● REQUIREMENT:
Make a verbatim copy of the entries below; pictures stay out.
━━ RECORDS SUPPLIED
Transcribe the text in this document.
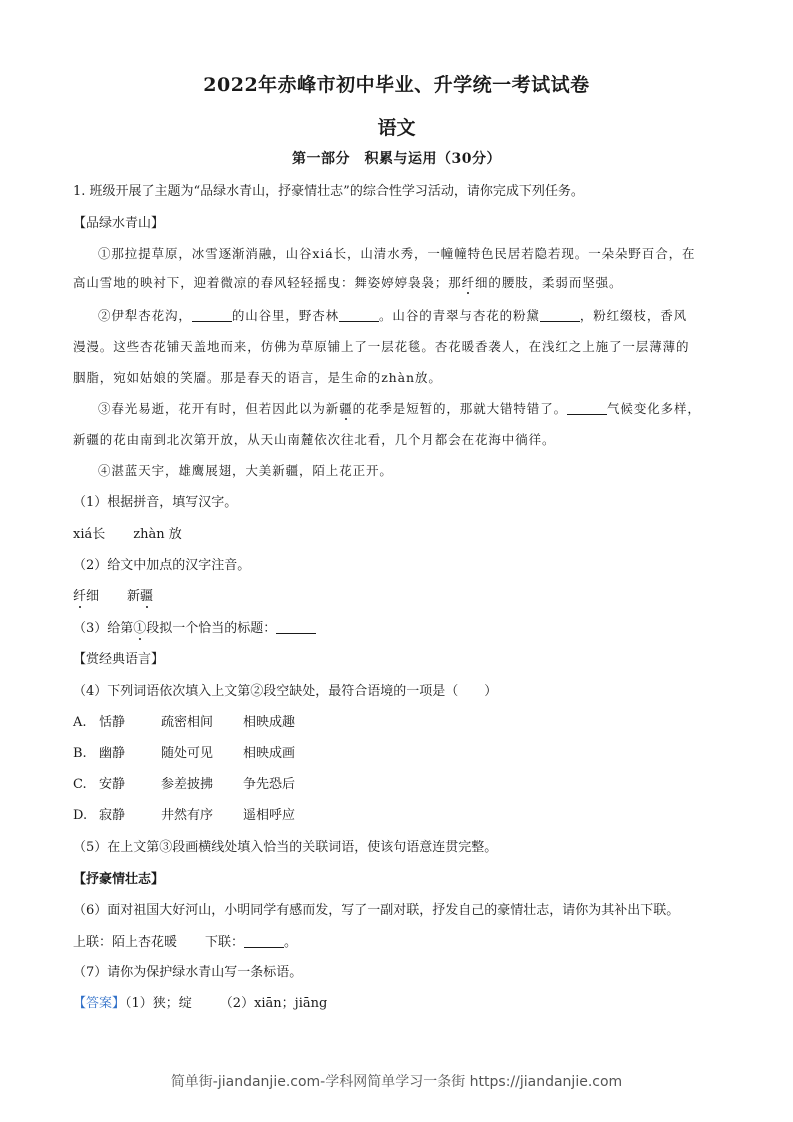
2022年赤峰市初中毕业、升学统一考试试卷
语文
第一部分　积累与运用（30分）
1. 班级开展了主题为“品绿水青山，抒豪情壮志”的综合性学习活动，请你完成下列任务。
【品绿水青山】
①那拉提草原，冰雪逐渐消融，山谷xiá长，山清水秀，一幢幢特色民居若隐若现。一朵朵野百合，在
高山雪地的映衬下，迎着微凉的春风轻轻摇曳：舞姿婷婷袅袅；那纤细的腰肢，柔弱而坚强。
②伊犁杏花沟，	的山谷里，野杏林	。山谷的青翠与杏花的粉黛	，粉红缀枝，香风
漫漫。这些杏花铺天盖地而来，仿佛为草原铺上了一层花毯。杏花暖香袭人，在浅红之上施了一层薄薄的
胭脂，宛如姑娘的笑靥。那是春天的语言，是生命的zhàn放。
③春光易逝，花开有时，但若因此以为新疆的花季是短暂的，那就大错特错了。	气候变化多样，
新疆的花由南到北次第开放，从天山南麓依次往北看，几个月都会在花海中徜徉。
④湛蓝天宇，雄鹰展翅，大美新疆，陌上花正开。
（1）根据拼音，填写汉字。
xiá长 zhàn 放
（2）给文中加点的汉字注音。
纤细 新疆
（3）给第①段拟一个恰当的标题：
【赏经典语言】
（4）下列词语依次填入上文第②段空缺处，最符合语境的一项是（　　）
A. 恬静	疏密相间 相映成趣
B. 幽静	随处可见 相映成画
C. 安静	参差披拂 争先恐后
D. 寂静	井然有序 遥相呼应
（5）在上文第③段画横线处填入恰当的关联词语，使该句语意连贯完整。
【抒豪情壮志】
（6）面对祖国大好河山，小明同学有感而发，写了一副对联，抒发自己的豪情壮志，请你为其补出下联。
上联：陌上杏花暖 下联：	。
（7）请你为保护绿水青山写一条标语。
【答案】（1）狭；绽 （2）xiān；jiāng
简单街-jiandanjie.com-学科网简单学习一条街 https://jiandanjie.com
━━━━
● SOLUTION FOR THIS PROBLEM:
Transcribe the text in this document.
2022年赤峰市初中毕业、升学统一考试试卷
语文
第一部分　积累与运用（30分）
1. 班级开展了主题为“品绿水青山，抒豪情壮志”的综合性学习活动，请你完成下列任务。
【品绿水青山】
①那拉提草原，冰雪逐渐消融，山谷xiá长，山清水秀，一幢幢特色民居若隐若现。一朵朵野百合，在
高山雪地的映衬下，迎着微凉的春风轻轻摇曳：舞姿婷婷袅袅；那纤细的腰肢，柔弱而坚强。
②伊犁杏花沟，	的山谷里，野杏林	。山谷的青翠与杏花的粉黛	，粉红缀枝，香风
漫漫。这些杏花铺天盖地而来，仿佛为草原铺上了一层花毯。杏花暖香袭人，在浅红之上施了一层薄薄的
胭脂，宛如姑娘的笑靥。那是春天的语言，是生命的zhàn放。
③春光易逝，花开有时，但若因此以为新疆的花季是短暂的，那就大错特错了。	气候变化多样，
新疆的花由南到北次第开放，从天山南麓依次往北看，几个月都会在花海中徜徉。
④湛蓝天宇，雄鹰展翅，大美新疆，陌上花正开。
（1）根据拼音，填写汉字。
xiá长 zhàn 放
（2）给文中加点的汉字注音。
纤细 新疆
（3）给第①段拟一个恰当的标题：
【赏经典语言】
（4）下列词语依次填入上文第②段空缺处，最符合语境的一项是（　　）
A. 恬静	疏密相间 相映成趣
B. 幽静	随处可见 相映成画
C. 安静	参差披拂 争先恐后
D. 寂静	井然有序 遥相呼应
（5）在上文第③段画横线处填入恰当的关联词语，使该句语意连贯完整。
【抒豪情壮志】
（6）面对祖国大好河山，小明同学有感而发，写了一副对联，抒发自己的豪情壮志，请你为其补出下联。
上联：陌上杏花暖 下联：	。
（7）请你为保护绿水青山写一条标语。
【答案】（1）狭；绽 （2）xiān；jiāng
简单街-jiandanjie.com-学科网简单学习一条街 https://jiandanjie.com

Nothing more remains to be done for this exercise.